::: ROWS
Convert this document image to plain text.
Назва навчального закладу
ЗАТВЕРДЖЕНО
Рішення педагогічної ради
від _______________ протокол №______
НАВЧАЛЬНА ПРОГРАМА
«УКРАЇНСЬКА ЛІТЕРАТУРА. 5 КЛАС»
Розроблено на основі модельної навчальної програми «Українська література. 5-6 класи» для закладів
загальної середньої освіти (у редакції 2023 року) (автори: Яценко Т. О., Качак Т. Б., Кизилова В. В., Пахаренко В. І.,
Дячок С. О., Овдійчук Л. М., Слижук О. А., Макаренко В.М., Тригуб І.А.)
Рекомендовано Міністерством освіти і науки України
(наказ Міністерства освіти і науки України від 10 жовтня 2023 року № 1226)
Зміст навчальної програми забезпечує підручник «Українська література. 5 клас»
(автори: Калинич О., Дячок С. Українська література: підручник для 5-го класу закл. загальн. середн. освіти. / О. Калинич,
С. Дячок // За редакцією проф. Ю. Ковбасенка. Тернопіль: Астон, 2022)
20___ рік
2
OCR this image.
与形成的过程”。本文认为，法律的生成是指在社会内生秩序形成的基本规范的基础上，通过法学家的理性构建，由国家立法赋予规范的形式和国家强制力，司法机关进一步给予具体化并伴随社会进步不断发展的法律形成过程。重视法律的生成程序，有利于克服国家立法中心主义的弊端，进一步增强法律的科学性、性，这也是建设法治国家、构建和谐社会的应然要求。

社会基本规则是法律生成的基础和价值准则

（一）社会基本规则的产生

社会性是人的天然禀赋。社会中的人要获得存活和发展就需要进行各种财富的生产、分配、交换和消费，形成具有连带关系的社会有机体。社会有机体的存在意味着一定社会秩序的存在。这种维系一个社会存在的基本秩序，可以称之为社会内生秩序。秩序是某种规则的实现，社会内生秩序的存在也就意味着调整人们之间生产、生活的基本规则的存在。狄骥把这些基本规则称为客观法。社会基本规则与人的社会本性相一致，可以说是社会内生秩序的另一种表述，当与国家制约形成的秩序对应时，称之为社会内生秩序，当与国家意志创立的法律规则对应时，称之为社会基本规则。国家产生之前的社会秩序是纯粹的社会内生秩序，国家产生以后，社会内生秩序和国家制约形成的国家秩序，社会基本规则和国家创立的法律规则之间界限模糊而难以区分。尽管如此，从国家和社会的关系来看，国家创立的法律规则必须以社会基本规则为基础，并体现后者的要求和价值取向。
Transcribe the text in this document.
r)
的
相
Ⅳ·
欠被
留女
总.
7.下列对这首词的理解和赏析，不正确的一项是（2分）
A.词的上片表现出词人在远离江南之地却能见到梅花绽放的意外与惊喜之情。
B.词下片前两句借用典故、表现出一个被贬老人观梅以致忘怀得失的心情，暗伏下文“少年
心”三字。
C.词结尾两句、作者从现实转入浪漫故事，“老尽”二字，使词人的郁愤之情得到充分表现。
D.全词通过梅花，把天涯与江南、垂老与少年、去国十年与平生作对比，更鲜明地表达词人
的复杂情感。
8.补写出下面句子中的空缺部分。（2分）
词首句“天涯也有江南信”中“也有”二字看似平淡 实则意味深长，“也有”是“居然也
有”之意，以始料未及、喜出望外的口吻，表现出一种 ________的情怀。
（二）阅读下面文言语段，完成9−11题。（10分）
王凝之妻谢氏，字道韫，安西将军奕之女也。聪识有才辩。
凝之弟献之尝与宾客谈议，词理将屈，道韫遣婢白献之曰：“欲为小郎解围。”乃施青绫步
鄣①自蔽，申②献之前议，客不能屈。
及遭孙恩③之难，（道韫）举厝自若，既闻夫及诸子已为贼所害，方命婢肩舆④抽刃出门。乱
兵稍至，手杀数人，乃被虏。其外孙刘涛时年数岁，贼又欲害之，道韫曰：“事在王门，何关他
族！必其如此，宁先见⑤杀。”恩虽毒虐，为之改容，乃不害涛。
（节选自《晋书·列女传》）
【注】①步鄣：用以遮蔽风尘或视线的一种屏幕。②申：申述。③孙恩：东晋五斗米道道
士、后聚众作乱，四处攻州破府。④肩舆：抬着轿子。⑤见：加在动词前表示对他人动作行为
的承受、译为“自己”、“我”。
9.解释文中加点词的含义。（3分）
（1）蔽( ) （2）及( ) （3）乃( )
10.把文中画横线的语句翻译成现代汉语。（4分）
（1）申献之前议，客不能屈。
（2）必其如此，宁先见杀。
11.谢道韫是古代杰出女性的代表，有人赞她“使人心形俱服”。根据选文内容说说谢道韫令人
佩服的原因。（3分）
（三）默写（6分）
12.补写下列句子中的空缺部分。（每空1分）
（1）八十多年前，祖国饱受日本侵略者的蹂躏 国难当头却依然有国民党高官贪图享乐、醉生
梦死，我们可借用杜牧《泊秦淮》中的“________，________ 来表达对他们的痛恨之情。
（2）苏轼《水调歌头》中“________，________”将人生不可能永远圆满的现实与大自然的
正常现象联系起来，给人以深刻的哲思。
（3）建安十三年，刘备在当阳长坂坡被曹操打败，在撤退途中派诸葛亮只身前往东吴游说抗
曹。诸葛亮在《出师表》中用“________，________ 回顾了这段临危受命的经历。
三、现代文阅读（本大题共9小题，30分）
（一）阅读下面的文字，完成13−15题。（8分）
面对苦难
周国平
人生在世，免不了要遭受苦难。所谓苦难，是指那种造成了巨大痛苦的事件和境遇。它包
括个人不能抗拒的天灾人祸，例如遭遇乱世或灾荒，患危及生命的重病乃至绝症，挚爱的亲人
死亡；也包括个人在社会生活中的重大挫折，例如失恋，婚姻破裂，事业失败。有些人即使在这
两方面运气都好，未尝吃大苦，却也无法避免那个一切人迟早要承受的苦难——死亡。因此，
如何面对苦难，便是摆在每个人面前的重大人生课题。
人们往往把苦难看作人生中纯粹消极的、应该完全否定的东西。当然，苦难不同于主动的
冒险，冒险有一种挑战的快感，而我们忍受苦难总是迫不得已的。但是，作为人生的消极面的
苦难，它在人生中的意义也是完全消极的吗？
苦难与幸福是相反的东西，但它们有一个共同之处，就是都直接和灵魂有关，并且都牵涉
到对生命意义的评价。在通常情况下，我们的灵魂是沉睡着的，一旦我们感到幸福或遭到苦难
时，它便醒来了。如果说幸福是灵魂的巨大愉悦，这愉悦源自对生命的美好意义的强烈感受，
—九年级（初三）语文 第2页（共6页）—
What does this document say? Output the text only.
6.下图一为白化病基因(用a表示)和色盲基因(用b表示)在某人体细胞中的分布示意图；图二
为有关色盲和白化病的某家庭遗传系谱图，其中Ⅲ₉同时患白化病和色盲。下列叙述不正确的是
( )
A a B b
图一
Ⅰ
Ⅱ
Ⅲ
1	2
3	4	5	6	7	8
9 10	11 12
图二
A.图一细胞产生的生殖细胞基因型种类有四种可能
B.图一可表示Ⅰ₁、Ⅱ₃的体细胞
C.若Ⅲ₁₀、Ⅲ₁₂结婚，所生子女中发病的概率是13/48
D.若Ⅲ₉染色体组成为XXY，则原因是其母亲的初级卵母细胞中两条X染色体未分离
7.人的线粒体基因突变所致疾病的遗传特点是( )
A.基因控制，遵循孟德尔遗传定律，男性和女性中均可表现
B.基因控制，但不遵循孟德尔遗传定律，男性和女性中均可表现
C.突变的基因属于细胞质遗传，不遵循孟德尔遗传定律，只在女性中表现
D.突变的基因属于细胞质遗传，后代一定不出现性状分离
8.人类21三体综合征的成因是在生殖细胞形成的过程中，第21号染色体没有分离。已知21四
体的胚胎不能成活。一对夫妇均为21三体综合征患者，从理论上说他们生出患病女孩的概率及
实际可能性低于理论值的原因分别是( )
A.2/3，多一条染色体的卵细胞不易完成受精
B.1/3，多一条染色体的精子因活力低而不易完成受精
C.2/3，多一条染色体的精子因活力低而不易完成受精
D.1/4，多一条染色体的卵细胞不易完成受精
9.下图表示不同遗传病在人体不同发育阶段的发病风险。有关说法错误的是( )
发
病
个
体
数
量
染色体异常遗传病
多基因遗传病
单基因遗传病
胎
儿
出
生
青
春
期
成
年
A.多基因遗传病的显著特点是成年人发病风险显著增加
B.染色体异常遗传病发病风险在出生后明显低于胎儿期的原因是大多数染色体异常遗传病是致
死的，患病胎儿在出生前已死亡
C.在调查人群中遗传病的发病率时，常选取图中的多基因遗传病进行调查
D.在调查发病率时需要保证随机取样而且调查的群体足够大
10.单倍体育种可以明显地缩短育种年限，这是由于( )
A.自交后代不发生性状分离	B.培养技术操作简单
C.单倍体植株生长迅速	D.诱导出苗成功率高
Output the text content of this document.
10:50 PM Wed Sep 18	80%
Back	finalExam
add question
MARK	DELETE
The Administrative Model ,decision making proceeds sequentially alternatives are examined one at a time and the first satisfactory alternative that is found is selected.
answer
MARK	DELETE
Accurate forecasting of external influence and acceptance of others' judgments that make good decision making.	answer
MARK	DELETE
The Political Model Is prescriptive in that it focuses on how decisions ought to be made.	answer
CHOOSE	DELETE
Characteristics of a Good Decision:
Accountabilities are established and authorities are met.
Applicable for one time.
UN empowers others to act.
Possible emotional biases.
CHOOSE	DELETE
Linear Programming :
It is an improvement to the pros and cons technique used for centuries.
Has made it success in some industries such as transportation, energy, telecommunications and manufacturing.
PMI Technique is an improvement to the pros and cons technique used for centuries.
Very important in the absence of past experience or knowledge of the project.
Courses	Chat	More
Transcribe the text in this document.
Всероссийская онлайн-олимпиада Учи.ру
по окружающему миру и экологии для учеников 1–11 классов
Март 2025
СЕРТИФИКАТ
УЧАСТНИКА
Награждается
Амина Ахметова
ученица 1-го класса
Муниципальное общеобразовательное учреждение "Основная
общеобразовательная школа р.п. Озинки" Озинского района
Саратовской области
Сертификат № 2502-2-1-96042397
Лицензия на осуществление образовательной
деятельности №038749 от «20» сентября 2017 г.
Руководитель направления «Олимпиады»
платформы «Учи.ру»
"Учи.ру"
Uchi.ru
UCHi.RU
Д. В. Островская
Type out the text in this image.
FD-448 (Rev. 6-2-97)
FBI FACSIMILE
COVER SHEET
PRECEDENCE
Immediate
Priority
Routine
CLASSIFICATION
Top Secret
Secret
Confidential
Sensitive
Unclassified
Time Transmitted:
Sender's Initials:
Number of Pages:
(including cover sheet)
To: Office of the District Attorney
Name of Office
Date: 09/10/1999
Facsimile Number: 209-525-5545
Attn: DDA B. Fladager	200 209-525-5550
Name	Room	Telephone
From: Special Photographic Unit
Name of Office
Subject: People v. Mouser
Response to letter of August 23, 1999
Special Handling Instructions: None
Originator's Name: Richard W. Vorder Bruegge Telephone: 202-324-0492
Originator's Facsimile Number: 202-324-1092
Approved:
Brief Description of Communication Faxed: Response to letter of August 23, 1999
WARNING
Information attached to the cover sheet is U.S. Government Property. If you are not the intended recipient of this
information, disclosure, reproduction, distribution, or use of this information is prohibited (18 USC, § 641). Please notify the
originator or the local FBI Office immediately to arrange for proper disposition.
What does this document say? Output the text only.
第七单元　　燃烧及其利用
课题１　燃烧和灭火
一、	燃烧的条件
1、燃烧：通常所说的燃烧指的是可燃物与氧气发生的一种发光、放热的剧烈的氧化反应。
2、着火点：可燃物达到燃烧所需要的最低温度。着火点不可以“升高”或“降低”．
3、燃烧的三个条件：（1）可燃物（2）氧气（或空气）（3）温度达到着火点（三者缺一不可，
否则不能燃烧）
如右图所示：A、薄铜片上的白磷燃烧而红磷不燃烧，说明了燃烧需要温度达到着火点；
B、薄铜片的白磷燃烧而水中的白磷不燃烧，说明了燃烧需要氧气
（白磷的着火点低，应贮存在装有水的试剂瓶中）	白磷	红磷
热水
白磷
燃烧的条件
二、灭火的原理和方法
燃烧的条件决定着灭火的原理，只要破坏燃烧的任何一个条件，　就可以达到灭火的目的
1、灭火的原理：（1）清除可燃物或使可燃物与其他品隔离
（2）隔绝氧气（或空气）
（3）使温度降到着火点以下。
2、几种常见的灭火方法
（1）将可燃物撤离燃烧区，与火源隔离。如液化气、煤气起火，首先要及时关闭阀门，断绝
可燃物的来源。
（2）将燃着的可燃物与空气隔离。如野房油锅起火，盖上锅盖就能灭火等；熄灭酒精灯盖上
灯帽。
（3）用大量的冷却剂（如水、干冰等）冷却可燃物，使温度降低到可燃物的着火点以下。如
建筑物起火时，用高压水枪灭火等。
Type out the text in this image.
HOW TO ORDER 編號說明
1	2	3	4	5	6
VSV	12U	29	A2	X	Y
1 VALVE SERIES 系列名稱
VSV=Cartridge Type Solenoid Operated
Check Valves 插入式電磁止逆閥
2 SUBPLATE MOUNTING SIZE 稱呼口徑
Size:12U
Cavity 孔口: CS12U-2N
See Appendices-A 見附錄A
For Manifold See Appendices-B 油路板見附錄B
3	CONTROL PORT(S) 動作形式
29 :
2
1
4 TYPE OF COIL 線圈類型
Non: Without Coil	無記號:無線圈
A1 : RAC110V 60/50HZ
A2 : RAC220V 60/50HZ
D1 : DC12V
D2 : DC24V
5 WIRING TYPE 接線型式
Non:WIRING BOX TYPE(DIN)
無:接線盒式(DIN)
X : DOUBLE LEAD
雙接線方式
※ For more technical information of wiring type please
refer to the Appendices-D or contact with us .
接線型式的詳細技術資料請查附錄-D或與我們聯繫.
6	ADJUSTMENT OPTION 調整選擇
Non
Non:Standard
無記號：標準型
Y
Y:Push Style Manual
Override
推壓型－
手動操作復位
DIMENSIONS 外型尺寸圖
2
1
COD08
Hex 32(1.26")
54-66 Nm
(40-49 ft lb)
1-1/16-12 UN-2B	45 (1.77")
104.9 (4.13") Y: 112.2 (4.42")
::::::
▸ **EXERCISE**: Your task is to pick out every line with the string "made" and copy it.

▸ **RESULT BELOW**:
The Political Model Is prescriptive in that it focuses on how decisions ought to be made.	answer
Has made it success in some industries such as transportation, energy, telecommunications and manufacturing.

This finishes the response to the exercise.